Under this task are some entries; return every one of them exactly.

--- START Data provided ---

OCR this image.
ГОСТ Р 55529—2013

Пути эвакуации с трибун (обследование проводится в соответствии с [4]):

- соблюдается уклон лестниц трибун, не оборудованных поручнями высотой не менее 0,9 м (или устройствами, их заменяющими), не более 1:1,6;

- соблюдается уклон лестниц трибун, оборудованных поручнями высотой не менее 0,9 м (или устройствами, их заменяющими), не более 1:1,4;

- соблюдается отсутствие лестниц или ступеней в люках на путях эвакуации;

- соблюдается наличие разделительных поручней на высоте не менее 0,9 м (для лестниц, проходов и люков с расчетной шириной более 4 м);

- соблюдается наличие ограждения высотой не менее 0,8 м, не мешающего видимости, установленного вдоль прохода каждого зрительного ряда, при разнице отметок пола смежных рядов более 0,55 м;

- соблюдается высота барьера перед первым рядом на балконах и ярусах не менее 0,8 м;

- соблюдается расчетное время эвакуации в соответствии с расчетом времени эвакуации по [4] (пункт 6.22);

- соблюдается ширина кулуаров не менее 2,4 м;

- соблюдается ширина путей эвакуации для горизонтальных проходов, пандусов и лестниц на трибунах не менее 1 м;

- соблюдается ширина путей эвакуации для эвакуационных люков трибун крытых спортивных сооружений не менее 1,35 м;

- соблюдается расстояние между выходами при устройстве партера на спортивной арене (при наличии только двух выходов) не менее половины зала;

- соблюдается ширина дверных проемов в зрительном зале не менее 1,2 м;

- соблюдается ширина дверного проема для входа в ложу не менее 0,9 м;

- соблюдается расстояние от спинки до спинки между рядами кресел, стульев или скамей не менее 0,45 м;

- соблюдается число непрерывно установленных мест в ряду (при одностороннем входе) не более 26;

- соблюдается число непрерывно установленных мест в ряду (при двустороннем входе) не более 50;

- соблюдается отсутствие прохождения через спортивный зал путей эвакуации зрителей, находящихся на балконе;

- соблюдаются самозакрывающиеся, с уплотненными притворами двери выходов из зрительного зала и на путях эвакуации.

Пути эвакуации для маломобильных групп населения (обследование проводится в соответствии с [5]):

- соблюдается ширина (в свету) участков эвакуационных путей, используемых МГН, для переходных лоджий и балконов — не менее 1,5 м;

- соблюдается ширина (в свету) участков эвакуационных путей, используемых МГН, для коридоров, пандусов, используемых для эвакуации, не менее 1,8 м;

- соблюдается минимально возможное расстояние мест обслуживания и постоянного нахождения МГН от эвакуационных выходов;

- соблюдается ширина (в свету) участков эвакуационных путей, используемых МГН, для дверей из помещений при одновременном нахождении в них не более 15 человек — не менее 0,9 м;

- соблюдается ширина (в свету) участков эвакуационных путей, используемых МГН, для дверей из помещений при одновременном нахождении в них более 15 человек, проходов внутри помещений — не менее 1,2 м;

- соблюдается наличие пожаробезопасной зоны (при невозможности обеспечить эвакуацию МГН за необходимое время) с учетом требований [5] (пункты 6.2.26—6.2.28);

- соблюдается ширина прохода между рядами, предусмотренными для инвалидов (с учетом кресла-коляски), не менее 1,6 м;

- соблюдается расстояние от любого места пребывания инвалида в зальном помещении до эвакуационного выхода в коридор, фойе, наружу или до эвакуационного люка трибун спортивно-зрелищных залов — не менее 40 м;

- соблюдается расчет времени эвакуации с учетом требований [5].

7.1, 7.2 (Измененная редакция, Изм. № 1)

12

--- END Data provided ---

Solution for this problem:
OCR this image.
ГОСТ Р 55529—2013

Пути эвакуации с трибун (обследование проводится в соответствии с [4]):

- соблюдается уклон лестниц трибун, не оборудованных поручнями высотой не менее 0,9 м (или устройствами, их заменяющими), не более 1:1,6;

- соблюдается уклон лестниц трибун, оборудованных поручнями высотой не менее 0,9 м (или устройствами, их заменяющими), не более 1:1,4;

- соблюдается отсутствие лестниц или ступеней в люках на путях эвакуации;

- соблюдается наличие разделительных поручней на высоте не менее 0,9 м (для лестниц, проходов и люков с расчетной шириной более 4 м);

- соблюдается наличие ограждения высотой не менее 0,8 м, не мешающего видимости, установленного вдоль прохода каждого зрительного ряда, при разнице отметок пола смежных рядов более 0,55 м;

- соблюдается высота барьера перед первым рядом на балконах и ярусах не менее 0,8 м;

- соблюдается расчетное время эвакуации в соответствии с расчетом времени эвакуации по [4] (пункт 6.22);

- соблюдается ширина кулуаров не менее 2,4 м;

- соблюдается ширина путей эвакуации для горизонтальных проходов, пандусов и лестниц на трибунах не менее 1 м;

- соблюдается ширина путей эвакуации для эвакуационных люков трибун крытых спортивных сооружений не менее 1,35 м;

- соблюдается расстояние между выходами при устройстве партера на спортивной арене (при наличии только двух выходов) не менее половины зала;

- соблюдается ширина дверных проемов в зрительном зале не менее 1,2 м;

- соблюдается ширина дверного проема для входа в ложу не менее 0,9 м;

- соблюдается расстояние от спинки до спинки между рядами кресел, стульев или скамей не менее 0,45 м;

- соблюдается число непрерывно установленных мест в ряду (при одностороннем входе) не более 26;

- соблюдается число непрерывно установленных мест в ряду (при двустороннем входе) не более 50;

- соблюдается отсутствие прохождения через спортивный зал путей эвакуации зрителей, находящихся на балконе;

- соблюдаются самозакрывающиеся, с уплотненными притворами двери выходов из зрительного зала и на путях эвакуации.

Пути эвакуации для маломобильных групп населения (обследование проводится в соответствии с [5]):

- соблюдается ширина (в свету) участков эвакуационных путей, используемых МГН, для переходных лоджий и балконов — не менее 1,5 м;

- соблюдается ширина (в свету) участков эвакуационных путей, используемых МГН, для коридоров, пандусов, используемых для эвакуации, не менее 1,8 м;

- соблюдается минимально возможное расстояние мест обслуживания и постоянного нахождения МГН от эвакуационных выходов;

- соблюдается ширина (в свету) участков эвакуационных путей, используемых МГН, для дверей из помещений при одновременном нахождении в них не более 15 человек — не менее 0,9 м;

- соблюдается ширина (в свету) участков эвакуационных путей, используемых МГН, для дверей из помещений при одновременном нахождении в них более 15 человек, проходов внутри помещений — не менее 1,2 м;

- соблюдается наличие пожаробезопасной зоны (при невозможности обеспечить эвакуацию МГН за необходимое время) с учетом требований [5] (пункты 6.2.26—6.2.28);

- соблюдается ширина прохода между рядами, предусмотренными для инвалидов (с учетом кресла-коляски), не менее 1,6 м;

- соблюдается расстояние от любого места пребывания инвалида в зальном помещении до эвакуационного выхода в коридор, фойе, наружу или до эвакуационного люка трибун спортивно-зрелищных залов — не менее 40 м;

- соблюдается расчет времени эвакуации с учетом требований [5].

7.1, 7.2 (Измененная редакция, Изм. № 1)

12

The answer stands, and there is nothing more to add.